**MATERIAL FOR THIS EXERCISE**
::::::::

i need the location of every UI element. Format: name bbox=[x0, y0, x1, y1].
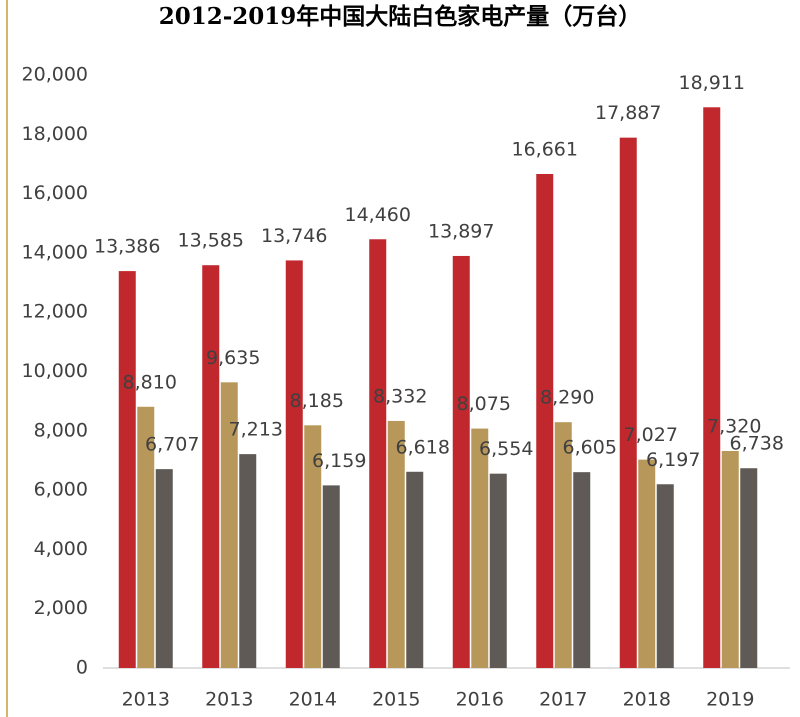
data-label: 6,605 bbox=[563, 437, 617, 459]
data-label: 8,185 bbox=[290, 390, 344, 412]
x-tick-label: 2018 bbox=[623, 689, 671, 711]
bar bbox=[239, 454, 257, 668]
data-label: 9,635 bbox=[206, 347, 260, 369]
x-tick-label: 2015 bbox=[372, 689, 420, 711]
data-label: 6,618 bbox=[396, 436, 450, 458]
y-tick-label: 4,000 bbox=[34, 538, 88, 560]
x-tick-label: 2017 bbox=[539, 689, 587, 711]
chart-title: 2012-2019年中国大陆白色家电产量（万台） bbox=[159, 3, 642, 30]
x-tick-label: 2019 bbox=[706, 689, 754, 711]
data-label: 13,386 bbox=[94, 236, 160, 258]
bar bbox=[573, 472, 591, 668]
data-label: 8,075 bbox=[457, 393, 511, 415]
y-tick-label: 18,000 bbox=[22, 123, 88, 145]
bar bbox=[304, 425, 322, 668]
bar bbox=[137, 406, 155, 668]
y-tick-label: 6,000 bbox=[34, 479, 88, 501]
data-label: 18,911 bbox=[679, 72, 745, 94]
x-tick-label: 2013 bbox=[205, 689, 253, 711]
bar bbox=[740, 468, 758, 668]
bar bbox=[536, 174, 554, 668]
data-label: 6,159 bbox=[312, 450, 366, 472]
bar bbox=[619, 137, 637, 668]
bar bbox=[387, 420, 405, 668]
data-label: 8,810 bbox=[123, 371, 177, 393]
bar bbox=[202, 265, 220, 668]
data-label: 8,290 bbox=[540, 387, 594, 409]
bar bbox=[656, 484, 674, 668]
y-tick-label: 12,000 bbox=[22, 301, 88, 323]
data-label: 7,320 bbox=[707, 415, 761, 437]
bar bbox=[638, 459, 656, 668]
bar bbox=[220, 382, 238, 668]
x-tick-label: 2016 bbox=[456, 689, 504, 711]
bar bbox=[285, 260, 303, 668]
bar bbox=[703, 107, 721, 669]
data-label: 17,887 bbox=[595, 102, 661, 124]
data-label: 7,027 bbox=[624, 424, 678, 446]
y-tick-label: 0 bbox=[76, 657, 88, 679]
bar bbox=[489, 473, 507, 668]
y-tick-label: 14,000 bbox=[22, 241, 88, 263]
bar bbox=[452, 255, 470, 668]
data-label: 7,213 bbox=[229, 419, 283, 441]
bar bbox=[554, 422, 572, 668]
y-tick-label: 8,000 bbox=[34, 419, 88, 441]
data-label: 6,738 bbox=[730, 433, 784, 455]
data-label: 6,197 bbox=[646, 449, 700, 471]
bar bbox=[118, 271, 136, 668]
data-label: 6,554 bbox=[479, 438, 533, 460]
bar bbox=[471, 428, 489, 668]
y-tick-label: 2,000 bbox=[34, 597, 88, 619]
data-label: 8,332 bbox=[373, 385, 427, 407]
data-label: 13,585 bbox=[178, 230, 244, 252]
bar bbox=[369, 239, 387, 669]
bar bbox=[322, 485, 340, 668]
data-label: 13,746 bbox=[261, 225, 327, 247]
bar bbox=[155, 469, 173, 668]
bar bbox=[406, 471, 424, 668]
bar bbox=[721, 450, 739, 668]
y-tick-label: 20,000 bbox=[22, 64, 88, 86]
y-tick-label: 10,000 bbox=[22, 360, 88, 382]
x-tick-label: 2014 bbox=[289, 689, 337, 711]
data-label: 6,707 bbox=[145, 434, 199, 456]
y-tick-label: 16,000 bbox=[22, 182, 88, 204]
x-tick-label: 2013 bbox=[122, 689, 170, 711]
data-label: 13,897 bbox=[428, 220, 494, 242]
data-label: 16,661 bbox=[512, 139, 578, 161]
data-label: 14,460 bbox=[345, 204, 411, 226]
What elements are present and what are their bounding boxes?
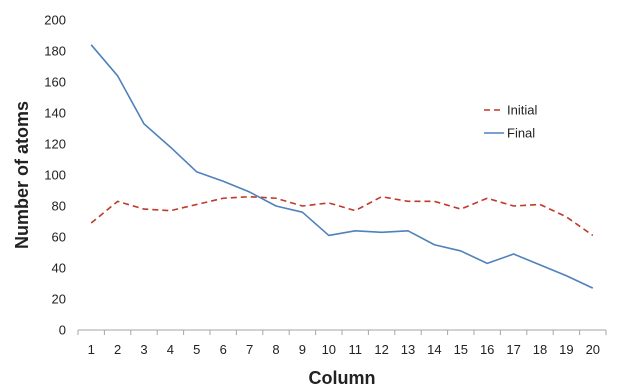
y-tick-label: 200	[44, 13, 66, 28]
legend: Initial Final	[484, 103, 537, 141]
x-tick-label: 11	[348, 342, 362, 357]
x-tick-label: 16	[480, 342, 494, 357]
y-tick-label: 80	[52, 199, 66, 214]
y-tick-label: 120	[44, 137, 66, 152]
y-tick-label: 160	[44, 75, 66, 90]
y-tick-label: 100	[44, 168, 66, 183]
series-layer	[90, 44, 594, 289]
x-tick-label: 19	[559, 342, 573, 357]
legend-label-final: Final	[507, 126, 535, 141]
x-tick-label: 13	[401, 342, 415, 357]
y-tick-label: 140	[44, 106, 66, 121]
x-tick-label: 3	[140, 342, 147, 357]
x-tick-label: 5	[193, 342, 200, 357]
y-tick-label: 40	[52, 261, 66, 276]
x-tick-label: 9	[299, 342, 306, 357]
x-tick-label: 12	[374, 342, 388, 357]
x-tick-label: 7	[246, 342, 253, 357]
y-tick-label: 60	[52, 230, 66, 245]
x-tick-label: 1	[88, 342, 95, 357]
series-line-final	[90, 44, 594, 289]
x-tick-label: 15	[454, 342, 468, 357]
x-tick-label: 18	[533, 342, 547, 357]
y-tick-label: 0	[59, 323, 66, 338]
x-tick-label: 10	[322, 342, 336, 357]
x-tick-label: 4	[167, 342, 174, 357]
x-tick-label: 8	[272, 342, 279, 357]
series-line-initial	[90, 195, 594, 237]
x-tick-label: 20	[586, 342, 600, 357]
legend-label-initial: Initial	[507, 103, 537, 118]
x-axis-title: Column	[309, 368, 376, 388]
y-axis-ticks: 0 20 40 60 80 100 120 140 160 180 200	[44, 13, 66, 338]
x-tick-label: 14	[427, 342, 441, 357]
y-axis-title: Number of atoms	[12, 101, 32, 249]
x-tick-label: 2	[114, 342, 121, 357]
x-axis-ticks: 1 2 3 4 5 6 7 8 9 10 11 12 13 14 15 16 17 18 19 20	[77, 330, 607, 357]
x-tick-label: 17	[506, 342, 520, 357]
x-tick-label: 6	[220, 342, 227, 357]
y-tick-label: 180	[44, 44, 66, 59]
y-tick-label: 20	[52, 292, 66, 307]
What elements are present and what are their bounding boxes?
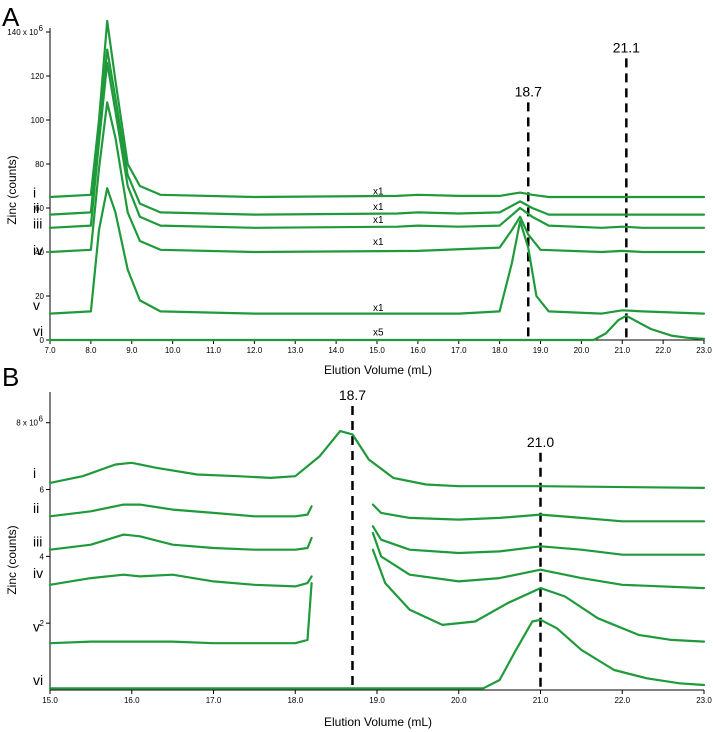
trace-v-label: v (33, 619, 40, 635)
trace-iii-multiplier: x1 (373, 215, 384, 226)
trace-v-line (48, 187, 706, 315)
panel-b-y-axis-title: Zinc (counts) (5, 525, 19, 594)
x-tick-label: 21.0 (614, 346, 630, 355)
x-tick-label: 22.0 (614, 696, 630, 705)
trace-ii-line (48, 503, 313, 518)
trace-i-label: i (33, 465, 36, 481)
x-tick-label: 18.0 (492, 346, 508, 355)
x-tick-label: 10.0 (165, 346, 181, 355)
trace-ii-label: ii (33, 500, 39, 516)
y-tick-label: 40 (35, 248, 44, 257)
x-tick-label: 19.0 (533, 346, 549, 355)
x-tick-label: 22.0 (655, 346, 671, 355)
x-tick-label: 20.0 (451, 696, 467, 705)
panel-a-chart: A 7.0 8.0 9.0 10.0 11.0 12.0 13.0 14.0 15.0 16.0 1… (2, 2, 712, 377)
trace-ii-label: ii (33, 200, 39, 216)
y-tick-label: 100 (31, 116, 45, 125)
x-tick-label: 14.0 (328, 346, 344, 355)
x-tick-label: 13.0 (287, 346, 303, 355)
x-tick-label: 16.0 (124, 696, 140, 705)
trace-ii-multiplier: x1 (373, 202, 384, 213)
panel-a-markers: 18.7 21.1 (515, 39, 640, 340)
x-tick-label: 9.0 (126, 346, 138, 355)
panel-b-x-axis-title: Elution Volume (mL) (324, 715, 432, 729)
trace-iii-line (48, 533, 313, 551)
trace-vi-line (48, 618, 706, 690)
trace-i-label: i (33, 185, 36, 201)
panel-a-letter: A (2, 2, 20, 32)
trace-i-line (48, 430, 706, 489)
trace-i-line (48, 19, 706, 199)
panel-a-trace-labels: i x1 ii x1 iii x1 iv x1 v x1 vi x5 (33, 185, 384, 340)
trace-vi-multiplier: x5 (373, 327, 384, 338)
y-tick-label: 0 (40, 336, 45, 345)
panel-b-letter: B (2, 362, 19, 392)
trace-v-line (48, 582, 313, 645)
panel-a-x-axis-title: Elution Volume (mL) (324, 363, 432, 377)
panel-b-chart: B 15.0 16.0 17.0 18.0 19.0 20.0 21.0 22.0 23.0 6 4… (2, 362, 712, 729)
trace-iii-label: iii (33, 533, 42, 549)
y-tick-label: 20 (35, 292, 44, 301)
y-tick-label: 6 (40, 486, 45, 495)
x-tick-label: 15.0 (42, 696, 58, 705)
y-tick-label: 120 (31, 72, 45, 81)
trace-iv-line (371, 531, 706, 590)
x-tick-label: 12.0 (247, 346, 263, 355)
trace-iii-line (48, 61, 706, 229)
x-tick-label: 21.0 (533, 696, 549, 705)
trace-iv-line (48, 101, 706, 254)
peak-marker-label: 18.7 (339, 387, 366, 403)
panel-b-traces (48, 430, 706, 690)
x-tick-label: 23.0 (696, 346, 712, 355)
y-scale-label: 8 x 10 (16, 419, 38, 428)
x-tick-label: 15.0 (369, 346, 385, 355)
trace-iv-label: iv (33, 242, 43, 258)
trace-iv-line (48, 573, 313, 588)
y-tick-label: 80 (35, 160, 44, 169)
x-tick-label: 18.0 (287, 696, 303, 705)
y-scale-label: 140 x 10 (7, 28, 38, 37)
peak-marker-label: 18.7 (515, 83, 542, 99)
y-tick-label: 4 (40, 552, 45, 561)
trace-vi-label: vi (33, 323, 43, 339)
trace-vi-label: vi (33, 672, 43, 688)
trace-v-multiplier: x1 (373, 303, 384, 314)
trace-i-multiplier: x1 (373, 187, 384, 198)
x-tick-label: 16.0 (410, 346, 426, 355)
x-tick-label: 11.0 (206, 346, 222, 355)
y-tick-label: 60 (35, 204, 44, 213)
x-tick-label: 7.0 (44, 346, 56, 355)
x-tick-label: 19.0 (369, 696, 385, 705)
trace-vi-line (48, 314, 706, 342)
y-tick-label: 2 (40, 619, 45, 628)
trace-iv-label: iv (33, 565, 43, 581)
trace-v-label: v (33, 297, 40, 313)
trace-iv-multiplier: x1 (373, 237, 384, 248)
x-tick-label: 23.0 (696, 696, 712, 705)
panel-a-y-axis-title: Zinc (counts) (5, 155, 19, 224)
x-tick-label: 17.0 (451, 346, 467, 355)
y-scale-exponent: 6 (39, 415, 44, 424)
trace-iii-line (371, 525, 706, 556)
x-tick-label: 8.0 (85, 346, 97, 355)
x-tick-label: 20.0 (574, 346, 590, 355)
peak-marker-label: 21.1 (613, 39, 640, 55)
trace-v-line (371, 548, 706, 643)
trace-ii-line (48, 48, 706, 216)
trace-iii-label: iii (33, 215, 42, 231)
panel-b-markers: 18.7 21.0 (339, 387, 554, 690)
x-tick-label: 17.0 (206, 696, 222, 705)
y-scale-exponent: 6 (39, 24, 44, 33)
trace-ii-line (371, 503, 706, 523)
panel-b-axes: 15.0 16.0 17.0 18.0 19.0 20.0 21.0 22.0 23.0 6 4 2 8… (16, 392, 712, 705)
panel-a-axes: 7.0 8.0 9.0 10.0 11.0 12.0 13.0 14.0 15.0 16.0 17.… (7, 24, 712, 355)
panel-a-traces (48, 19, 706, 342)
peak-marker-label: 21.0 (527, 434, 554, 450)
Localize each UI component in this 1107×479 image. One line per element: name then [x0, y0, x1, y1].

::::::::

**TASK GOAL**
Transcribe the items from the line containing "13, 66, 28]" through the line containing "342, 95, 357]", keeping every character the same.

**SOLUTION FOR THIS PROBLEM**
y-tick-label: 200	[44, 13, 66, 28]
legend: Initial Final	[484, 103, 537, 141]
x-tick-label: 11	[348, 342, 362, 357]
x-tick-label: 16	[480, 342, 494, 357]
y-tick-label: 80	[52, 199, 66, 214]
y-tick-label: 120	[44, 137, 66, 152]
y-tick-label: 160	[44, 75, 66, 90]
y-tick-label: 100	[44, 168, 66, 183]
series-layer	[90, 44, 594, 289]
x-tick-label: 19	[559, 342, 573, 357]
legend-label-final: Final	[507, 126, 535, 141]
x-tick-label: 13	[401, 342, 415, 357]
y-tick-label: 140	[44, 106, 66, 121]
x-tick-label: 3	[140, 342, 147, 357]
x-tick-label: 5	[193, 342, 200, 357]
y-tick-label: 40	[52, 261, 66, 276]
x-tick-label: 9	[299, 342, 306, 357]
x-tick-label: 12	[374, 342, 388, 357]
x-tick-label: 7	[246, 342, 253, 357]
y-tick-label: 60	[52, 230, 66, 245]
x-tick-label: 1	[88, 342, 95, 357]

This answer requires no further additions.